=== What is being asked ===
Select and reproduce each line of the listing below that bears the string "UNet".

=== Dataset records ===
== == ==
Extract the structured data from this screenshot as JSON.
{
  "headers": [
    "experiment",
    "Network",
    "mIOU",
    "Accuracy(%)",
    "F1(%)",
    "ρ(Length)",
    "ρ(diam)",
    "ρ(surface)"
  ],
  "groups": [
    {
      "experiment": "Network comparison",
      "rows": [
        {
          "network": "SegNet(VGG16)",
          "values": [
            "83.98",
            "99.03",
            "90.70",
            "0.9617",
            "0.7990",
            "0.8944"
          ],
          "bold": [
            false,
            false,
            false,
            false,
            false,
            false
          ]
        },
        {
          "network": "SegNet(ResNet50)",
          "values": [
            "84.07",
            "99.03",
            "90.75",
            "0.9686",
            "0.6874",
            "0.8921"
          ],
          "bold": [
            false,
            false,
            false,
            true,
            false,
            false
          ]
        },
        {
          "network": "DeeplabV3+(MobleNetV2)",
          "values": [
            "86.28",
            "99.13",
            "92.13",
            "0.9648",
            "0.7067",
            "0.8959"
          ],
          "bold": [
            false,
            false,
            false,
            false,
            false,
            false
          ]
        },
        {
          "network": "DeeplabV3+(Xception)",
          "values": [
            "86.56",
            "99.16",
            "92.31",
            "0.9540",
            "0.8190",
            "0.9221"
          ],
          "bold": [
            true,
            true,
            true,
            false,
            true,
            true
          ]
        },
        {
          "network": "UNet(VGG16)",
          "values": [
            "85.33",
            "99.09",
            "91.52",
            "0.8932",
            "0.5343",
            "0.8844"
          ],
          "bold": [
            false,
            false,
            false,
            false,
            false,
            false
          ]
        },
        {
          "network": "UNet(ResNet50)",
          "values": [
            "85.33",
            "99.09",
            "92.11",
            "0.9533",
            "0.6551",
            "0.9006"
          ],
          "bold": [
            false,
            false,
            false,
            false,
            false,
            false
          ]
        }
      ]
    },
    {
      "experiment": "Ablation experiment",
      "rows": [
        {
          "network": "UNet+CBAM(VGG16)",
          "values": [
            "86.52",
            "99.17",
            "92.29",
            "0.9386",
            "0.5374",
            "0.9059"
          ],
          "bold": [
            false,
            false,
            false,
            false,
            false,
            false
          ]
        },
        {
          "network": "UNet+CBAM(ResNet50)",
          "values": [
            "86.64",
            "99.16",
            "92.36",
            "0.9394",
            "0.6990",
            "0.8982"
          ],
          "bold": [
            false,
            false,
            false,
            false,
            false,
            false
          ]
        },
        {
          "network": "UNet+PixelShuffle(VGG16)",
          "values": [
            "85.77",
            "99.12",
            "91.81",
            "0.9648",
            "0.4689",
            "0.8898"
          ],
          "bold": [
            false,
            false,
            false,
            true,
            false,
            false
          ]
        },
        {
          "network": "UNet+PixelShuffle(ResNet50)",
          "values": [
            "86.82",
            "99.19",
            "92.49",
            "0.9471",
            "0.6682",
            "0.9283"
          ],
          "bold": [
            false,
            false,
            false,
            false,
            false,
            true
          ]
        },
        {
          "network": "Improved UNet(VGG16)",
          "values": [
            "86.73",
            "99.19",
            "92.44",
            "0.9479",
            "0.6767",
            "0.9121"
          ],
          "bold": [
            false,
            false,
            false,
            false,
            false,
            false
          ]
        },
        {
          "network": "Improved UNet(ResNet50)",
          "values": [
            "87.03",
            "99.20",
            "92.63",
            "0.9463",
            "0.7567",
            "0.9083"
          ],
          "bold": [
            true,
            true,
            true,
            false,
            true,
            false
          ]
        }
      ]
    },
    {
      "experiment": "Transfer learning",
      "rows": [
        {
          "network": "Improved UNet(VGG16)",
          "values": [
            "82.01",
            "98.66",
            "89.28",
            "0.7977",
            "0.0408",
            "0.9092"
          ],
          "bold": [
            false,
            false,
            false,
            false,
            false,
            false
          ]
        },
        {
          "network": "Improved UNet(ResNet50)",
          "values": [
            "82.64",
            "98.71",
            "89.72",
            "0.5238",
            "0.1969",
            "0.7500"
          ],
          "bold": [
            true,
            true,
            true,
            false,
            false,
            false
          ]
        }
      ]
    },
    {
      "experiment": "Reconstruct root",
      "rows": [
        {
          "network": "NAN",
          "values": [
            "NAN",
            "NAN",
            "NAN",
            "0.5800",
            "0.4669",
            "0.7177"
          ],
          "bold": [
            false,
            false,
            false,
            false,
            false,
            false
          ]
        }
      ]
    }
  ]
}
== == ==
=== Full response ===
          "network": "UNet(VGG16)",
          "network": "UNet(ResNet50)",
          "network": "UNet+CBAM(VGG16)",
          "network": "UNet+CBAM(ResNet50)",
          "network": "UNet+PixelShuffle(VGG16)",
          "network": "UNet+PixelShuffle(ResNet50)",
          "network": "Improved UNet(VGG16)",
          "network": "Improved UNet(ResNet50)",
          "network": "Improved UNet(VGG16)",
          "network": "Improved UNet(ResNet50)",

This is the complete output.